*To do*:
Where a line holds the string "data", return that line.

Source records
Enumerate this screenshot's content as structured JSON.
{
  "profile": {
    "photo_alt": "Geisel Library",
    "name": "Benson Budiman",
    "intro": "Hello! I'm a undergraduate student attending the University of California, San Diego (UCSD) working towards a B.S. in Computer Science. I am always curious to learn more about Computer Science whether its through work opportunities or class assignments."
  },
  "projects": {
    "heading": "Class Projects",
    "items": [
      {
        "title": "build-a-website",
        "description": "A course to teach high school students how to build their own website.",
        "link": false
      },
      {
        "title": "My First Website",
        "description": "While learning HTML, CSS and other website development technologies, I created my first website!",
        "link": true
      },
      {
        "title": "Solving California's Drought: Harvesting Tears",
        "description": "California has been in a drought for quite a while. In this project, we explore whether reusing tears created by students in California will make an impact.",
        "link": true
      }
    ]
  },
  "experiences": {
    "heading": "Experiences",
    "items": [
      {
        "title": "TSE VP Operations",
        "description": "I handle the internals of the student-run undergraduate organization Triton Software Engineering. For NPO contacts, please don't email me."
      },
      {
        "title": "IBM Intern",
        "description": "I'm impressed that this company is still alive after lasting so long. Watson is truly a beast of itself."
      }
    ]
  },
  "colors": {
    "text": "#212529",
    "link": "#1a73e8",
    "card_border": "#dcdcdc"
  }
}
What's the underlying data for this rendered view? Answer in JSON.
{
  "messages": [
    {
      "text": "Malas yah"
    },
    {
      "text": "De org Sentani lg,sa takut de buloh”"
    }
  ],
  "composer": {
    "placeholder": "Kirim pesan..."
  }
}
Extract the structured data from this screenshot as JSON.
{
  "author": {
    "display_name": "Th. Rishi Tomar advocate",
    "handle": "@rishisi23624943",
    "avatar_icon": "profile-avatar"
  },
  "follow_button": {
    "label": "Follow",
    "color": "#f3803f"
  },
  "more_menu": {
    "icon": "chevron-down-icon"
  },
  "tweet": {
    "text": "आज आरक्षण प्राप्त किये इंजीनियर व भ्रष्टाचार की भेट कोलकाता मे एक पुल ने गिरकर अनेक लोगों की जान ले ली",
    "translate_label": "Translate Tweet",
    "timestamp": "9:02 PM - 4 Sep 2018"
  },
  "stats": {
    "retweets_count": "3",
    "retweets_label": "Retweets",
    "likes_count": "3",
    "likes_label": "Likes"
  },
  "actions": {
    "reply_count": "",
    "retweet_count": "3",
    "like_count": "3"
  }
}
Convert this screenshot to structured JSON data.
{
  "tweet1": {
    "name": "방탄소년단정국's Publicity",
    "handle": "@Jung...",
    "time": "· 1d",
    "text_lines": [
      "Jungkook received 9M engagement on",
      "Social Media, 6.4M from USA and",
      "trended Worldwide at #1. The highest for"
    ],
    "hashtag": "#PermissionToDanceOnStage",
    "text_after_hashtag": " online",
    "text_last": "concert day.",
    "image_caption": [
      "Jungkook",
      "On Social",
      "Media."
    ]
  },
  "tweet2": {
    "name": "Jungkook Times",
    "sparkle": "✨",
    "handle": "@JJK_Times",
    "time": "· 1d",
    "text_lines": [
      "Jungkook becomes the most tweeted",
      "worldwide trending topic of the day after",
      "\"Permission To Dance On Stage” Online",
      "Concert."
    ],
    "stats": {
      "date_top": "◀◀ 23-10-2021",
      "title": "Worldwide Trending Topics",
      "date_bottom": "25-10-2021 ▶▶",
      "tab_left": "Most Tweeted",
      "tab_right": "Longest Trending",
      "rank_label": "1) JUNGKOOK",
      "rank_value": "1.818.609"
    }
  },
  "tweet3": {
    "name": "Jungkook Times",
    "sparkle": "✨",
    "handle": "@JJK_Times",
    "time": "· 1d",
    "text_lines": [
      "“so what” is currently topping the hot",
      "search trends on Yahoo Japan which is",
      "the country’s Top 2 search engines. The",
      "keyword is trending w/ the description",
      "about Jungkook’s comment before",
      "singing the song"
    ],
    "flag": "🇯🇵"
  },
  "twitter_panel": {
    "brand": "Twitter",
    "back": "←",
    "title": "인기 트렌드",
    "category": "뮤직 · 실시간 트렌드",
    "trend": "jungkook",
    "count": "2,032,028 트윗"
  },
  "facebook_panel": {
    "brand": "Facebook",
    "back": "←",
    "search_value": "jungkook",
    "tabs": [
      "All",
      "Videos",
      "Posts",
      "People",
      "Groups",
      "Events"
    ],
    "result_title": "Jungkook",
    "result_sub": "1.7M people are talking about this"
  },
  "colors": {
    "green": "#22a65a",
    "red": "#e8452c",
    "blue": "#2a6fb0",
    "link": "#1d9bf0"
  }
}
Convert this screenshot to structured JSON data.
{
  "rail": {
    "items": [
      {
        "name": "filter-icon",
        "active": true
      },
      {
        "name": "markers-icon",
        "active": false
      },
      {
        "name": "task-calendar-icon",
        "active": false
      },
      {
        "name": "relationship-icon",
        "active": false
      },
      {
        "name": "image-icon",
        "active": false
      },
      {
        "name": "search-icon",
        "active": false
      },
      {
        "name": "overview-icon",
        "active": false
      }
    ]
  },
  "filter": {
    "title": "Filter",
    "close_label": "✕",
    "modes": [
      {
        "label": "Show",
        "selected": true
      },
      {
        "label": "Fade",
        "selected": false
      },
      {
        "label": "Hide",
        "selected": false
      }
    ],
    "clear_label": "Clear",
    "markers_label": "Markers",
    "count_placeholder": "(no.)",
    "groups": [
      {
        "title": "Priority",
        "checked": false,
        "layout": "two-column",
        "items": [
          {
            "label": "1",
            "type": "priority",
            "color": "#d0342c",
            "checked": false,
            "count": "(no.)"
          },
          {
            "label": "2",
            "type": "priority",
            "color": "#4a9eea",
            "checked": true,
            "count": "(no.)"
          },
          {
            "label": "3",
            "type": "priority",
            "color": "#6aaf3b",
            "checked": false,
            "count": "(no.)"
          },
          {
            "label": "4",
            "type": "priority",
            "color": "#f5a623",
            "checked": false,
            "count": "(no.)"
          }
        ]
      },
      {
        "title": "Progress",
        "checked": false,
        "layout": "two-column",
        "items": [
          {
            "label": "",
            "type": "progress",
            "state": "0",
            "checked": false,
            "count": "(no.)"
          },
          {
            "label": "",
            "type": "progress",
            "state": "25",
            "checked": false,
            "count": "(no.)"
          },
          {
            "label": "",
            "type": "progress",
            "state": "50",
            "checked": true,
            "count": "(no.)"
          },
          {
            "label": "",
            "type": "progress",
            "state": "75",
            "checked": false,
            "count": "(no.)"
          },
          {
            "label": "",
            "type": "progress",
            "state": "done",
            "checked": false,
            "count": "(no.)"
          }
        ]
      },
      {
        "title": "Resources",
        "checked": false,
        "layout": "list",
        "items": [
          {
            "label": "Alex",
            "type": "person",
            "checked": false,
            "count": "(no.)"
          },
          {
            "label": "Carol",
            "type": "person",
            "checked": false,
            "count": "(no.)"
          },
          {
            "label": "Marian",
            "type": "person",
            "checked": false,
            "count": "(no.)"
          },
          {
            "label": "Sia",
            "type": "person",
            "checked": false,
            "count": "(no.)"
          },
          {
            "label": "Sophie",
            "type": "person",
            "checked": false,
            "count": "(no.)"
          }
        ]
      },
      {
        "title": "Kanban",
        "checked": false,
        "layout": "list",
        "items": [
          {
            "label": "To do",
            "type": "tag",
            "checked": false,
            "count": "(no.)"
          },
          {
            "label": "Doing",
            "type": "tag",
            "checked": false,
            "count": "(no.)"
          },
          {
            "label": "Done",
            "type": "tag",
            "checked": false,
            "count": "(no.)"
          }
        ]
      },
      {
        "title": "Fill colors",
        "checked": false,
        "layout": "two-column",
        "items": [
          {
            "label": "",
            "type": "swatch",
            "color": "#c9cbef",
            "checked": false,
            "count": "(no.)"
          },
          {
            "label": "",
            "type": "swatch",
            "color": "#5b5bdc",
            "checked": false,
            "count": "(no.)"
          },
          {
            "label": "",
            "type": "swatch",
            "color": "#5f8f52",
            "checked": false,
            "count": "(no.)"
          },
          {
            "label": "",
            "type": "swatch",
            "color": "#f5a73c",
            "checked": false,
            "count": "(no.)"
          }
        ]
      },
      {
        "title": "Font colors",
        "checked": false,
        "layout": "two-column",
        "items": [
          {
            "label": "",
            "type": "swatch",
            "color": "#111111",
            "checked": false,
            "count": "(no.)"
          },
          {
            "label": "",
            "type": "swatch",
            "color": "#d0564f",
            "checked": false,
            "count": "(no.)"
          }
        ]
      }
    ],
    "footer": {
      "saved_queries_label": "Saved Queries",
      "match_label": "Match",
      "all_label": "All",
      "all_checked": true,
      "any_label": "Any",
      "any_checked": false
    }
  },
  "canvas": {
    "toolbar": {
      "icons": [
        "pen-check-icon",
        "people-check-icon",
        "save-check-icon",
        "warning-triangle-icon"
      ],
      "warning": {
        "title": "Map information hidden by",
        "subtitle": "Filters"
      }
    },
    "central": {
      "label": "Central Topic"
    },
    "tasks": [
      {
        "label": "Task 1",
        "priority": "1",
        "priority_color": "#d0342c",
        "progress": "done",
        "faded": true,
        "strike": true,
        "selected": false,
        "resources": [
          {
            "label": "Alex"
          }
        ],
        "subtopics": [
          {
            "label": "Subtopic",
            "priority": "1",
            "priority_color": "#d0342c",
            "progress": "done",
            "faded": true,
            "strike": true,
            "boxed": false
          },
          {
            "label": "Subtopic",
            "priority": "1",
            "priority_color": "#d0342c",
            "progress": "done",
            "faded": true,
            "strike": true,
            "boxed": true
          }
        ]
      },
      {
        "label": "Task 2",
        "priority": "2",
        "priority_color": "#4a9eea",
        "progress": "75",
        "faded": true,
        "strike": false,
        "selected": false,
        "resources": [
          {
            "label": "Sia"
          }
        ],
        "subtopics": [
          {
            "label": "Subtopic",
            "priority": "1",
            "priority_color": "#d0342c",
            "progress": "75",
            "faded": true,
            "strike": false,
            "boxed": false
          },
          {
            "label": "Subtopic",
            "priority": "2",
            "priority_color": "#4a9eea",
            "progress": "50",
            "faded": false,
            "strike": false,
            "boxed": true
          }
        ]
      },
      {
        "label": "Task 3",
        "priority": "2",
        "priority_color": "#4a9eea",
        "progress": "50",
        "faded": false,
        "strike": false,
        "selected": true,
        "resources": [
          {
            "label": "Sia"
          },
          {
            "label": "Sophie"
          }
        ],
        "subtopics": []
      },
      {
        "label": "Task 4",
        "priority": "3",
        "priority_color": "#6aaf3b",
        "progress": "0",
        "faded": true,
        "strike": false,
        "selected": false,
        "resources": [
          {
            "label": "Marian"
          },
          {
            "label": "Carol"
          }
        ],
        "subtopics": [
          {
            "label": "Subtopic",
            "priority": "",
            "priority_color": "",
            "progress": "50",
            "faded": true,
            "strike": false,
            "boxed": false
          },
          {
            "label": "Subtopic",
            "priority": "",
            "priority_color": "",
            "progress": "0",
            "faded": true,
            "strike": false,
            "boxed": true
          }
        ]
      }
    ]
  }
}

*Result of the exercise*:
What's the underlying data for this rendered view? Answer in JSON.
Extract the structured data from this screenshot as JSON.
Convert this screenshot to structured JSON data.
Convert this screenshot to structured JSON data.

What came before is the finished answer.